| Requirement |
Identify each line below containing the string "希望在有限的日子里" and copy it.

| Entries |
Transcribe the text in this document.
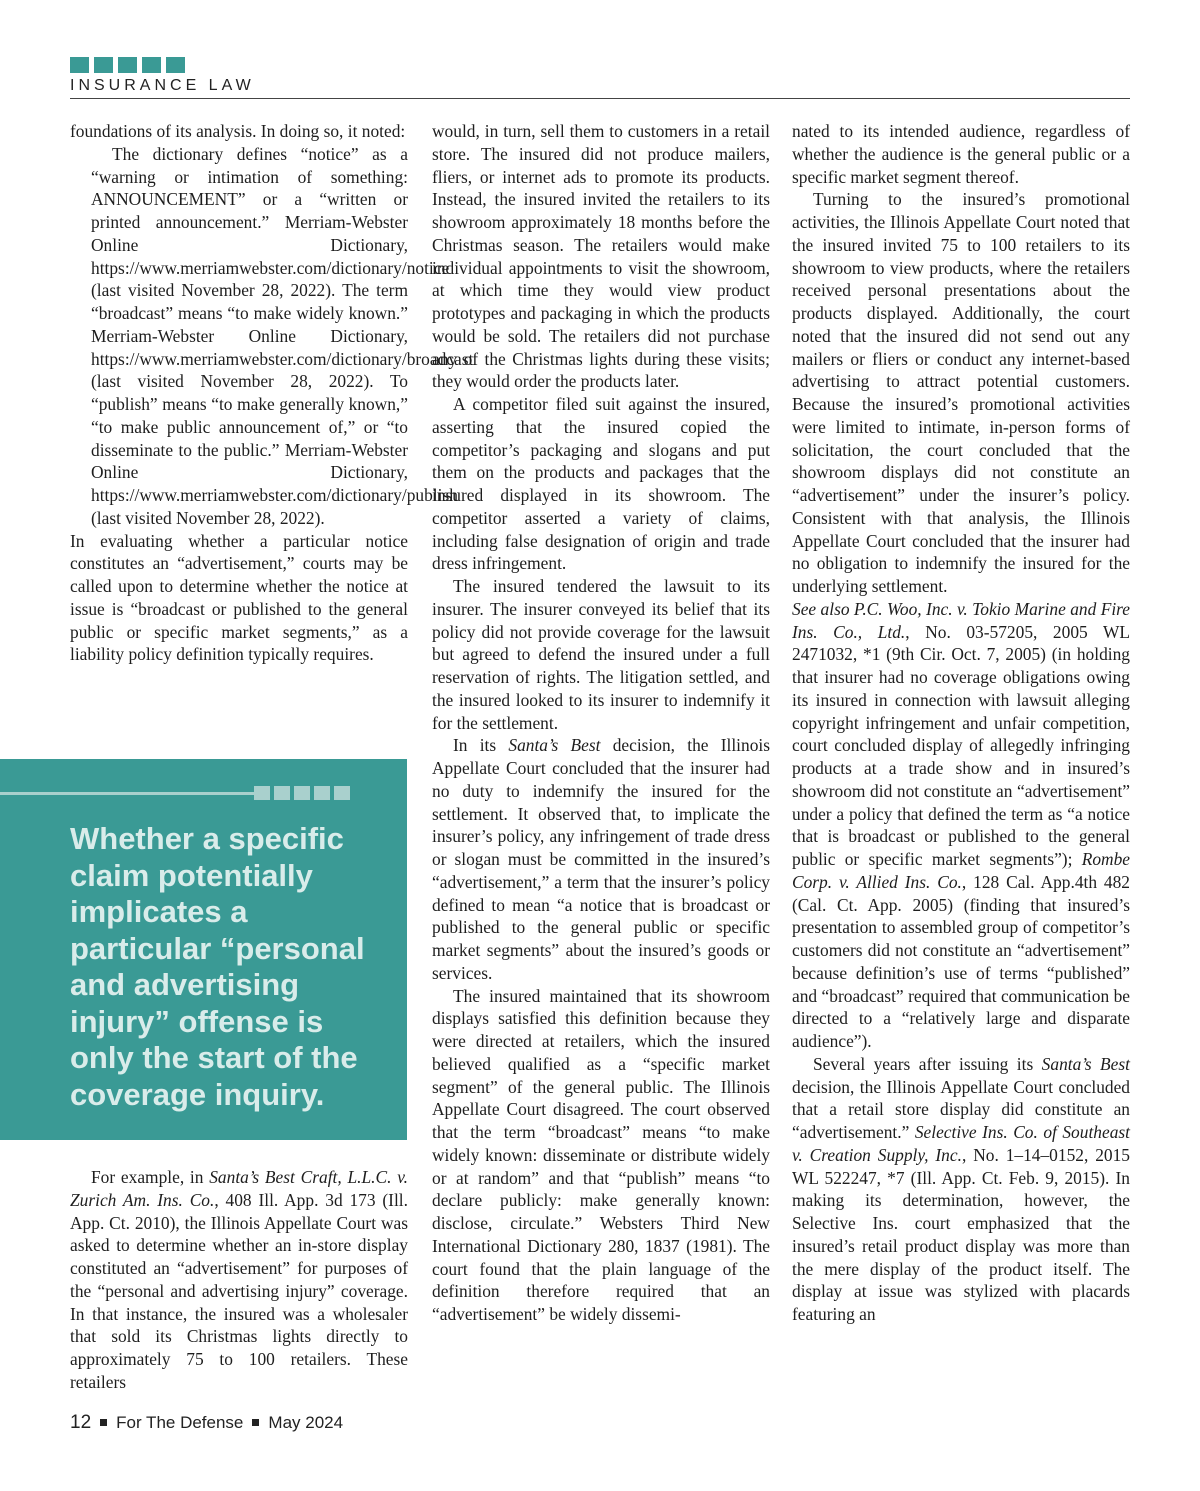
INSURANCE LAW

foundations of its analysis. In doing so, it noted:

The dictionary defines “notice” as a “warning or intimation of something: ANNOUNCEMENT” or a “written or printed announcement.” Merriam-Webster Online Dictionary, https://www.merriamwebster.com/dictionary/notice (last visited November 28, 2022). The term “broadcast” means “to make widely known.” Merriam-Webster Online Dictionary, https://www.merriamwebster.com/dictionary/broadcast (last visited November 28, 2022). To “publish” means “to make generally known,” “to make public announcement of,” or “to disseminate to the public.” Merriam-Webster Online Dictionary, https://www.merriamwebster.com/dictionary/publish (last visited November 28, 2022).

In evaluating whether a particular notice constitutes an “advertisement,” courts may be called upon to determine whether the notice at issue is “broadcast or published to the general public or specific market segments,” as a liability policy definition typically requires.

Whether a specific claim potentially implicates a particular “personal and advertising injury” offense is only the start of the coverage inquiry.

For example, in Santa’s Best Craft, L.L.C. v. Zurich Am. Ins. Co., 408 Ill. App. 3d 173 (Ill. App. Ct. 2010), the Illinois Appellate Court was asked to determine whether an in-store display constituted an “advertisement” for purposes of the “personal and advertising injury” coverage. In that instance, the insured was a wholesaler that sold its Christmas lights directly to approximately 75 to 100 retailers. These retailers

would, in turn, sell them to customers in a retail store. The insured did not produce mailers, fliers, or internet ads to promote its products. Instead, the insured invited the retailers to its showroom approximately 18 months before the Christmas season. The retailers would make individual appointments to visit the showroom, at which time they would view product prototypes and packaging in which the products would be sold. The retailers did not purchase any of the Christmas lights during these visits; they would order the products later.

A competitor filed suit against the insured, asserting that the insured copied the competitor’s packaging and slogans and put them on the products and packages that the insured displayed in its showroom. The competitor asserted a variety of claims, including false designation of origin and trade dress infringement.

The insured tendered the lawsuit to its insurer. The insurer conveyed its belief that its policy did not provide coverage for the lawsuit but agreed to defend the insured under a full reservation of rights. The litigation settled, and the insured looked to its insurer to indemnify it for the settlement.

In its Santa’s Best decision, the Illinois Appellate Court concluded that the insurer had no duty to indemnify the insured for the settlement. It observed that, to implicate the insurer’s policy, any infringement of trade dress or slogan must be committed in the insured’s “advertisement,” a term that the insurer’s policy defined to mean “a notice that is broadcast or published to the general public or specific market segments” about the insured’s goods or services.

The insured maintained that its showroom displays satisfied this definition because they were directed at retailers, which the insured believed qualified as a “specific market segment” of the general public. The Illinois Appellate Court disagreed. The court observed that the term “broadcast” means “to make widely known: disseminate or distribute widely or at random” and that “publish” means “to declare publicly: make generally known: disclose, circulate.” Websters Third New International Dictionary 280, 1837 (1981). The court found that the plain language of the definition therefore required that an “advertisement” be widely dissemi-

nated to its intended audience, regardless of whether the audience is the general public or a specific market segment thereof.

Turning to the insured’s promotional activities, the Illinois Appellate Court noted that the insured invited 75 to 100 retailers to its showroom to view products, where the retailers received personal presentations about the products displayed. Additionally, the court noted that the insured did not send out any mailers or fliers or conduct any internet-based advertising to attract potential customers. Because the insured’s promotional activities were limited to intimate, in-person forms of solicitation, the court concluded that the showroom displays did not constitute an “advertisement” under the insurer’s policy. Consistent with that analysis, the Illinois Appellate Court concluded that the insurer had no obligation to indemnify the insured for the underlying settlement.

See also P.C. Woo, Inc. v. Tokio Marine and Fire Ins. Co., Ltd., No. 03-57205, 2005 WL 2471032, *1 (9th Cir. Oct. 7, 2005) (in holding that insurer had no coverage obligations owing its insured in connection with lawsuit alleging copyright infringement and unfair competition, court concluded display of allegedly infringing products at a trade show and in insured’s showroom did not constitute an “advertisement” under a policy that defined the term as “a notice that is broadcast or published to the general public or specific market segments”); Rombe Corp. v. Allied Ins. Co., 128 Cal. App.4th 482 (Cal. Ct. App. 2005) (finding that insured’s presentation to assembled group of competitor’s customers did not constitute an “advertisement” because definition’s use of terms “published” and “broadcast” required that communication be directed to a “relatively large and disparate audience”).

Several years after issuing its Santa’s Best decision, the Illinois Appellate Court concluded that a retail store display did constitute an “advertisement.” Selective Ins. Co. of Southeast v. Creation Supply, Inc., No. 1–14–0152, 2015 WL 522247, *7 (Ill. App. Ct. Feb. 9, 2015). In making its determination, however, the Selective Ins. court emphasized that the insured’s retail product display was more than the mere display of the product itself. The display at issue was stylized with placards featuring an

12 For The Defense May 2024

--

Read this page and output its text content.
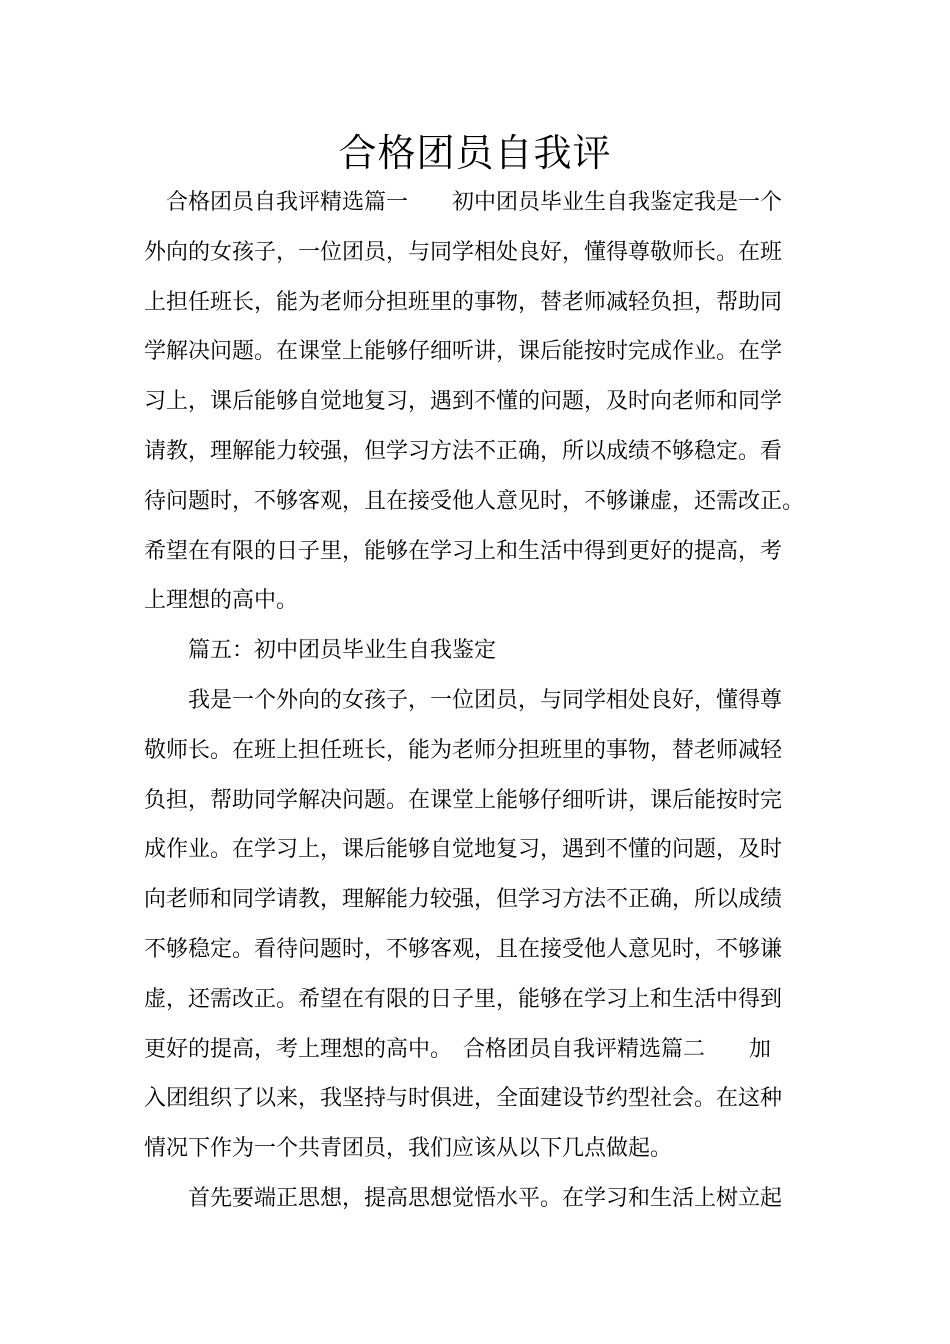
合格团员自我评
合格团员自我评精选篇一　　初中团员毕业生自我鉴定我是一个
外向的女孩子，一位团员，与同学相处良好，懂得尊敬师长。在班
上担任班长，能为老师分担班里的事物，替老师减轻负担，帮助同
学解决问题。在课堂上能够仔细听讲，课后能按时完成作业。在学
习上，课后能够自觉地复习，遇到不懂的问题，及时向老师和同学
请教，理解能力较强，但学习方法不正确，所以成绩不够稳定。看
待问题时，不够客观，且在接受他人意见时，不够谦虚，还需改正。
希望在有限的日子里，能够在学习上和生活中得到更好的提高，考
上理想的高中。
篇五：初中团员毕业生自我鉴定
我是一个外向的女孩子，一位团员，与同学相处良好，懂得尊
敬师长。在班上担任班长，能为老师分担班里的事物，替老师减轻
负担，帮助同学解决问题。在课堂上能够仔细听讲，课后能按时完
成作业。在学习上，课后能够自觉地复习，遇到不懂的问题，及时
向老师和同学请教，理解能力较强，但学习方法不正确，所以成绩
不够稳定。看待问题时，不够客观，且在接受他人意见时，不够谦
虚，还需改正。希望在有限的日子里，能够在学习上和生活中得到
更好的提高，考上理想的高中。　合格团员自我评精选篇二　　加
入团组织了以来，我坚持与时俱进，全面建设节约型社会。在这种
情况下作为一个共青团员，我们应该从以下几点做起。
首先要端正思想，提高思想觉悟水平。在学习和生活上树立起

| Result of the task |
希望在有限的日子里，能够在学习上和生活中得到更好的提高，考
虚，还需改正。希望在有限的日子里，能够在学习上和生活中得到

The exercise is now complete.